(TASK TO COMPLETE):
Every line of the listing below needs to be reproduced exactly.

(THE RECORDS):
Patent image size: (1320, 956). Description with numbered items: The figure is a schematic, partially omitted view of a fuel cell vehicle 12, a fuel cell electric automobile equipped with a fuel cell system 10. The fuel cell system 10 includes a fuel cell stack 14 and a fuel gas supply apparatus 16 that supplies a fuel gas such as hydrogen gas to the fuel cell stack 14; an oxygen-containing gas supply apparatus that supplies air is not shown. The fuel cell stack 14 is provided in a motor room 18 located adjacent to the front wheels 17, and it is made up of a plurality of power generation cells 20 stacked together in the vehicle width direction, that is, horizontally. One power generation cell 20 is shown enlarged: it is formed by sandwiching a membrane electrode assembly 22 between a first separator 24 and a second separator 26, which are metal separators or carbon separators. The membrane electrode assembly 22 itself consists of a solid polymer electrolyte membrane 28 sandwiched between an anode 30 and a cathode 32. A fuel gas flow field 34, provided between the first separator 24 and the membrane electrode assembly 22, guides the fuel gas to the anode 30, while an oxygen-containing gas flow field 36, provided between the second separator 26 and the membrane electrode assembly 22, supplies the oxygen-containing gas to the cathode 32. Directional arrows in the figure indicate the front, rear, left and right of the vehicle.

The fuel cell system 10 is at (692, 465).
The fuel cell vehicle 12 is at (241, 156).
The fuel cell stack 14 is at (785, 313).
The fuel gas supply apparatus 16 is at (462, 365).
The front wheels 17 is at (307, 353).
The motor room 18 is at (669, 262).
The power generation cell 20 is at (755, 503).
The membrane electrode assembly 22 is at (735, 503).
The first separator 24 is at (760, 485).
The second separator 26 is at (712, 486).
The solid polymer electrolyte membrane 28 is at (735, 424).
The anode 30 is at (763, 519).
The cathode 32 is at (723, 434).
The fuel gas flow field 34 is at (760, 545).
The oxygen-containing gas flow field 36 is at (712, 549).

(FINISHED TASK):
Patent image size: (1320, 956). Description with numbered items: The figure is a schematic, partially omitted view of a fuel cell vehicle 12, a fuel cell electric automobile equipped with a fuel cell system 10. The fuel cell system 10 includes a fuel cell stack 14 and a fuel gas supply apparatus 16 that supplies a fuel gas such as hydrogen gas to the fuel cell stack 14; an oxygen-containing gas supply apparatus that supplies air is not shown. The fuel cell stack 14 is provided in a motor room 18 located adjacent to the front wheels 17, and it is made up of a plurality of power generation cells 20 stacked together in the vehicle width direction, that is, horizontally. One power generation cell 20 is shown enlarged: it is formed by sandwiching a membrane electrode assembly 22 between a first separator 24 and a second separator 26, which are metal separators or carbon separators. The membrane electrode assembly 22 itself consists of a solid polymer electrolyte membrane 28 sandwiched between an anode 30 and a cathode 32. A fuel gas flow field 34, provided between the first separator 24 and the membrane electrode assembly 22, guides the fuel gas to the anode 30, while an oxygen-containing gas flow field 36, provided between the second separator 26 and the membrane electrode assembly 22, supplies the oxygen-containing gas to the cathode 32. Directional arrows in the figure indicate the front, rear, left and right of the vehicle.

The fuel cell system 10 is at (692, 465).
The fuel cell vehicle 12 is at (241, 156).
The fuel cell stack 14 is at (785, 313).
The fuel gas supply apparatus 16 is at (462, 365).
The front wheels 17 is at (307, 353).
The motor room 18 is at (669, 262).
The power generation cell 20 is at (755, 503).
The membrane electrode assembly 22 is at (735, 503).
The first separator 24 is at (760, 485).
The second separator 26 is at (712, 486).
The solid polymer electrolyte membrane 28 is at (735, 424).
The anode 30 is at (763, 519).
The cathode 32 is at (723, 434).
The fuel gas flow field 34 is at (760, 545).
The oxygen-containing gas flow field 36 is at (712, 549).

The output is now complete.